# What the task requires:
Every line of the material below must be repeated exactly.

# Exercise input:
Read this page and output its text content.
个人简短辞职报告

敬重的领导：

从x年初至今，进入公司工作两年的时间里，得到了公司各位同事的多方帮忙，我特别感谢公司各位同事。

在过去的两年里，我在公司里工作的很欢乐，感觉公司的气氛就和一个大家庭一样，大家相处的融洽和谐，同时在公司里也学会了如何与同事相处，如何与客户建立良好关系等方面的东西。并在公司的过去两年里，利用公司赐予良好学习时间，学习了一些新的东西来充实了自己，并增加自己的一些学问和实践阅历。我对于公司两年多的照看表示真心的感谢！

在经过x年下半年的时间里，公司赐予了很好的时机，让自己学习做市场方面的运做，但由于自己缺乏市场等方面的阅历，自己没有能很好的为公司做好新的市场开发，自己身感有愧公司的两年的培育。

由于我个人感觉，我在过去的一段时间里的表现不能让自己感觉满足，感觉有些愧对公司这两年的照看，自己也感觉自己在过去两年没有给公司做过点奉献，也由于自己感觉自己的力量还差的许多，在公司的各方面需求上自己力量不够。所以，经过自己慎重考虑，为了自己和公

# Response:
Read this page and output its text content.
个人简短辞职报告

敬重的领导：

从x年初至今，进入公司工作两年的时间里，得到了公司各位同事的多方帮忙，我特别感谢公司各位同事。

在过去的两年里，我在公司里工作的很欢乐，感觉公司的气氛就和一个大家庭一样，大家相处的融洽和谐，同时在公司里也学会了如何与同事相处，如何与客户建立良好关系等方面的东西。并在公司的过去两年里，利用公司赐予良好学习时间，学习了一些新的东西来充实了自己，并增加自己的一些学问和实践阅历。我对于公司两年多的照看表示真心的感谢！

在经过x年下半年的时间里，公司赐予了很好的时机，让自己学习做市场方面的运做，但由于自己缺乏市场等方面的阅历，自己没有能很好的为公司做好新的市场开发，自己身感有愧公司的两年的培育。

由于我个人感觉，我在过去的一段时间里的表现不能让自己感觉满足，感觉有些愧对公司这两年的照看，自己也感觉自己在过去两年没有给公司做过点奉献，也由于自己感觉自己的力量还差的许多，在公司的各方面需求上自己力量不够。所以，经过自己慎重考虑，为了自己和公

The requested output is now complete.